→ **What to work on**:
Find all lines in the listing that include the word "structured", then copy them.

→ **Raw records**:
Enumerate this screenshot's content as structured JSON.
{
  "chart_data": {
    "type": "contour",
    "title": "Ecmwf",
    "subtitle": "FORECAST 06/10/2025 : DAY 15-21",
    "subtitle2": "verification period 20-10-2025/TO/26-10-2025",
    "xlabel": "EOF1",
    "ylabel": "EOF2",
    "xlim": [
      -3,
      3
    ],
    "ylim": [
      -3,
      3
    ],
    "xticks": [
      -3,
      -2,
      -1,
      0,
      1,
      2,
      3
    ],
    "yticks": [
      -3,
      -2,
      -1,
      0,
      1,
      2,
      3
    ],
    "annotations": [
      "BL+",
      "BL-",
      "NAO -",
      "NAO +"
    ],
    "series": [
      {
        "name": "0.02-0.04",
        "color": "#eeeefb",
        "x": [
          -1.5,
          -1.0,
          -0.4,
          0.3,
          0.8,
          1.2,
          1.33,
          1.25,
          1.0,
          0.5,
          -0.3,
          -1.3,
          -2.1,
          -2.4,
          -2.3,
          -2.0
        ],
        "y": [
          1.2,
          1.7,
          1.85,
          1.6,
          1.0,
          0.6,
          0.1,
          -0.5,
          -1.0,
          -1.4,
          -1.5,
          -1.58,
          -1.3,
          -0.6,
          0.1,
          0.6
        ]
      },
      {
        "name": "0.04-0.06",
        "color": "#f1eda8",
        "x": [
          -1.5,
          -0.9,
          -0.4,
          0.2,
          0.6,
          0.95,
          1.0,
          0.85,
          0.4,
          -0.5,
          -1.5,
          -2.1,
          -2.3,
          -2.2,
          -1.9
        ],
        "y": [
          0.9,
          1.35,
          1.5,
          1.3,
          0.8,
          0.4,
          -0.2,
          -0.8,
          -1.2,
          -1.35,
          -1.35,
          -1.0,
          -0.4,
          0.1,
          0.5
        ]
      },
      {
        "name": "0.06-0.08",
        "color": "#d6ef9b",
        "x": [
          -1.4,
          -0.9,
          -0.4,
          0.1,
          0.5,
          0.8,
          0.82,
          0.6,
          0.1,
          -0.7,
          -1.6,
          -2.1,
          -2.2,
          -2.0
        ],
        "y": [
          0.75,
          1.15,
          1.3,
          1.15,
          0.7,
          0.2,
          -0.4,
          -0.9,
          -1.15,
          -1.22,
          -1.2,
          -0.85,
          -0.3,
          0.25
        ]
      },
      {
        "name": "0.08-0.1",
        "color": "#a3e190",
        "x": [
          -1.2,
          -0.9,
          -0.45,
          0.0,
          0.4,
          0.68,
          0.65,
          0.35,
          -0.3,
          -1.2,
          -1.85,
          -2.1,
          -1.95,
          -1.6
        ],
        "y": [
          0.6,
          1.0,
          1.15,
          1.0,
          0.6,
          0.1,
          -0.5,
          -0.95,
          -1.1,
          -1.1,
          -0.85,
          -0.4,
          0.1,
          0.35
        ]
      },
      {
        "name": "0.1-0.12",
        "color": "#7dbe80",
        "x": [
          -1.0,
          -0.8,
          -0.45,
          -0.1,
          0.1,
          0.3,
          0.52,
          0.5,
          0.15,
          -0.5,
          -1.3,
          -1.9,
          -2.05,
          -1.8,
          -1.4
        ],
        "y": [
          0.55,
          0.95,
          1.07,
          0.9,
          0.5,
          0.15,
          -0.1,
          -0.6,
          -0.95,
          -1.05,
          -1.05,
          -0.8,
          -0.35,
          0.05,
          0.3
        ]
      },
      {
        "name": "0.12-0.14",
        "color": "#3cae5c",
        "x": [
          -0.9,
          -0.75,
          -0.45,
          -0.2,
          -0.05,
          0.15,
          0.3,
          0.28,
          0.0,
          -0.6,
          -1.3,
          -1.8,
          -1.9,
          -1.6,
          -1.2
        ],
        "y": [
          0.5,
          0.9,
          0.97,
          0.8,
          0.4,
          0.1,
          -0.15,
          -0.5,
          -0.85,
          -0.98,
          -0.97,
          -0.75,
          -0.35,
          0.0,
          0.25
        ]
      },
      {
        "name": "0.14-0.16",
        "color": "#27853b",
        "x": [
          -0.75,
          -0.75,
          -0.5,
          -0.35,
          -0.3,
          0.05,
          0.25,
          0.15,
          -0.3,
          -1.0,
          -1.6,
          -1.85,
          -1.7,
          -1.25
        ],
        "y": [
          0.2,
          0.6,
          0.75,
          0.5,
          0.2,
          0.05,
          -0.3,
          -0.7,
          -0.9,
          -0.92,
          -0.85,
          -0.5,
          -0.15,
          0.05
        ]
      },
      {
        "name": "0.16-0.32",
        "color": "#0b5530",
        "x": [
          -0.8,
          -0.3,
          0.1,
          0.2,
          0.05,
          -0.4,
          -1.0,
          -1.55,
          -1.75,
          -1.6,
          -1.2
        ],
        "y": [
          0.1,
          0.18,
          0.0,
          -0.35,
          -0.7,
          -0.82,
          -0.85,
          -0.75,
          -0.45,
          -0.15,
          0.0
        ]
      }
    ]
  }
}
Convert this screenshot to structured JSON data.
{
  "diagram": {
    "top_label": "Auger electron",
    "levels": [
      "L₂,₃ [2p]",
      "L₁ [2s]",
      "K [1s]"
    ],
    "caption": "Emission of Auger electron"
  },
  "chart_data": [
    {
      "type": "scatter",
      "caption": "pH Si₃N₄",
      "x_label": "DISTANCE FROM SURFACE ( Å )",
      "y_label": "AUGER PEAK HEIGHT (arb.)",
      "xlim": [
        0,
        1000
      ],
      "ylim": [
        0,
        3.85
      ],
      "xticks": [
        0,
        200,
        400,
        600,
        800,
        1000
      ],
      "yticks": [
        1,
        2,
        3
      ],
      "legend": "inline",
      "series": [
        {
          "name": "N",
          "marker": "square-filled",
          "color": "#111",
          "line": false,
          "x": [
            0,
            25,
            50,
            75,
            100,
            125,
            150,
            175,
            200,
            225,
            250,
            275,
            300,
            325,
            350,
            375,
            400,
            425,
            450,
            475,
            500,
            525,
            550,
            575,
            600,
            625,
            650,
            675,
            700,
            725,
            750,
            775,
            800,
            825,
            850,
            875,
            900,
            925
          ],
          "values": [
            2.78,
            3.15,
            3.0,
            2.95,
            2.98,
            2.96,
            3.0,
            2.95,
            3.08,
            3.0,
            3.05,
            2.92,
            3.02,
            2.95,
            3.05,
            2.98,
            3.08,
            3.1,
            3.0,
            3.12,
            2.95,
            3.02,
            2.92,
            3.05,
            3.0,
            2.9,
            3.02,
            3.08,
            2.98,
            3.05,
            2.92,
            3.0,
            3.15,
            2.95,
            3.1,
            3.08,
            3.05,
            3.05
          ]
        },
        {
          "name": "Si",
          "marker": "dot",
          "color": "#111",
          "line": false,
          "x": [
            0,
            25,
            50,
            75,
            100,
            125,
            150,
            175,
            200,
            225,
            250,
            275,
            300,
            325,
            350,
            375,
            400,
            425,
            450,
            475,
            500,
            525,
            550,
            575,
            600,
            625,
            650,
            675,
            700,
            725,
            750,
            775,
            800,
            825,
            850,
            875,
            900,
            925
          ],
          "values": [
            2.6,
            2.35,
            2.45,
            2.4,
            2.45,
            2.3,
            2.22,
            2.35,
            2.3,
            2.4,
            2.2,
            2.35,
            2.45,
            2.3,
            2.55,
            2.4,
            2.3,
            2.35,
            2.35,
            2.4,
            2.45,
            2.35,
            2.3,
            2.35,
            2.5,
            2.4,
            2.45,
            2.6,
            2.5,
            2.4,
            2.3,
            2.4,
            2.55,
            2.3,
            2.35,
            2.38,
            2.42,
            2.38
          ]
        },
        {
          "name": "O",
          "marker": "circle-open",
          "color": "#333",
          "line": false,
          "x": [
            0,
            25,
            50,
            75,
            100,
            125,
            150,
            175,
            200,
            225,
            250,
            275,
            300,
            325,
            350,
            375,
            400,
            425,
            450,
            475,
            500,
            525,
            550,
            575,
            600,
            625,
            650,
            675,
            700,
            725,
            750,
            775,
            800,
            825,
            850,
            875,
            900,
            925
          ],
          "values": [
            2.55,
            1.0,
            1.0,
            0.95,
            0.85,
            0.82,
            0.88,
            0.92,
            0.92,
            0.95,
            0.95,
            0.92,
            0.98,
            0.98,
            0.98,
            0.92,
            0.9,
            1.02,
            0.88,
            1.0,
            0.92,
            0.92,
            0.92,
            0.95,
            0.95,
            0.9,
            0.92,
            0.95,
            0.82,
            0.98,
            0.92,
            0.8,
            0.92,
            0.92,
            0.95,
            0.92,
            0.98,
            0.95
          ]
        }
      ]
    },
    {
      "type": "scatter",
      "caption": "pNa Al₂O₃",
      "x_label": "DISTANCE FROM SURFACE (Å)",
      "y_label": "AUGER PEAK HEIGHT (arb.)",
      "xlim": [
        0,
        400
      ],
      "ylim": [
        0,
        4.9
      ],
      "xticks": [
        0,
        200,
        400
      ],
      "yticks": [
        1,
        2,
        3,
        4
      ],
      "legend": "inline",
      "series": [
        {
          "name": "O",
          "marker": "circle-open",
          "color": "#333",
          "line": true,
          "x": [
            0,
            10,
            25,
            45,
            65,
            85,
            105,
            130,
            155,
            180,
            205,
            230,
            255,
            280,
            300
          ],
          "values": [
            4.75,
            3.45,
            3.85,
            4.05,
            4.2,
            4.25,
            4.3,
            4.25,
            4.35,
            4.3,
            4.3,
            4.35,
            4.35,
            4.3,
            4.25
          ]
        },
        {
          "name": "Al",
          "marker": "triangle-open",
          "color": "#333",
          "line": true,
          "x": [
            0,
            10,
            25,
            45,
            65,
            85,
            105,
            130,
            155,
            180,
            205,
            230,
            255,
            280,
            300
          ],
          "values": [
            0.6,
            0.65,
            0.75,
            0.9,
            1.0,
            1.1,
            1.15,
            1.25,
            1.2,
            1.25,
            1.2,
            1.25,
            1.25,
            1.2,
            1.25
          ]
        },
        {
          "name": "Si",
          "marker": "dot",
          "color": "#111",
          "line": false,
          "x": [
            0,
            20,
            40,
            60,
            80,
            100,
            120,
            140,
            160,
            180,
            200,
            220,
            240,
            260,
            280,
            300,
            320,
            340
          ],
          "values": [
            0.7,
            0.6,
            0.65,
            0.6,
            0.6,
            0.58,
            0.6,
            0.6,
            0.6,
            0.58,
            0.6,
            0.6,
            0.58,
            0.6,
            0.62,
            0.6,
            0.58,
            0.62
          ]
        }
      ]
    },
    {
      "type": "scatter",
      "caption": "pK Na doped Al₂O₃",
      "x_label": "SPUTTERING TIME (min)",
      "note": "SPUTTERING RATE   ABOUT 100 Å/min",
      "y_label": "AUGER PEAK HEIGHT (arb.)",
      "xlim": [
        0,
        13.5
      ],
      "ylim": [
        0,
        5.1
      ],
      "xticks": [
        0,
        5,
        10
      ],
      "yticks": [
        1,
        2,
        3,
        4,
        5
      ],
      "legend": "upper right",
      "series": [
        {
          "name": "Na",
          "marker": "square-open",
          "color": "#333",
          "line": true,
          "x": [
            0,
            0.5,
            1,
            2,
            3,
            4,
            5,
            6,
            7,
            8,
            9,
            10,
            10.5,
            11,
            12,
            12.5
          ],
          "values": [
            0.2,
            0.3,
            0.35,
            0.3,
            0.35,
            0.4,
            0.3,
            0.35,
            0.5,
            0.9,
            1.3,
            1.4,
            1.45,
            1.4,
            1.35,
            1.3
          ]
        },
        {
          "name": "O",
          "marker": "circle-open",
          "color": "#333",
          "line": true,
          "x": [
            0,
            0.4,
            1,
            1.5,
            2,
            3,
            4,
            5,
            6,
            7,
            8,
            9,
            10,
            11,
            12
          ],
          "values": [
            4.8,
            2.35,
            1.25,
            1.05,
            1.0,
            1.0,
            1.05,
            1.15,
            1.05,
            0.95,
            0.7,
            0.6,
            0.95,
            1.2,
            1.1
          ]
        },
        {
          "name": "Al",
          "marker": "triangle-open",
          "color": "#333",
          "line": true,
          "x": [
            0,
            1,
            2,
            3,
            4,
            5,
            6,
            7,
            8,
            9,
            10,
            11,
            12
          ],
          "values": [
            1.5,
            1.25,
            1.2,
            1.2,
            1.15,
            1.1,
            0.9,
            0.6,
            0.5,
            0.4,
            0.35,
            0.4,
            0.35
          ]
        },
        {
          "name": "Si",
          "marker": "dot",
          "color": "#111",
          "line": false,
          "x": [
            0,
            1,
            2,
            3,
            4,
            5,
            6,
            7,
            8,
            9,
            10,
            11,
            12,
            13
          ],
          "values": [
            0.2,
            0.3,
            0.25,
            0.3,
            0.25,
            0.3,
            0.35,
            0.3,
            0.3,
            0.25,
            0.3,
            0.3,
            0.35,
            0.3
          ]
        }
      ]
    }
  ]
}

→ **Full solution**:
Enumerate this screenshot's content as structured JSON.
Convert this screenshot to structured JSON data.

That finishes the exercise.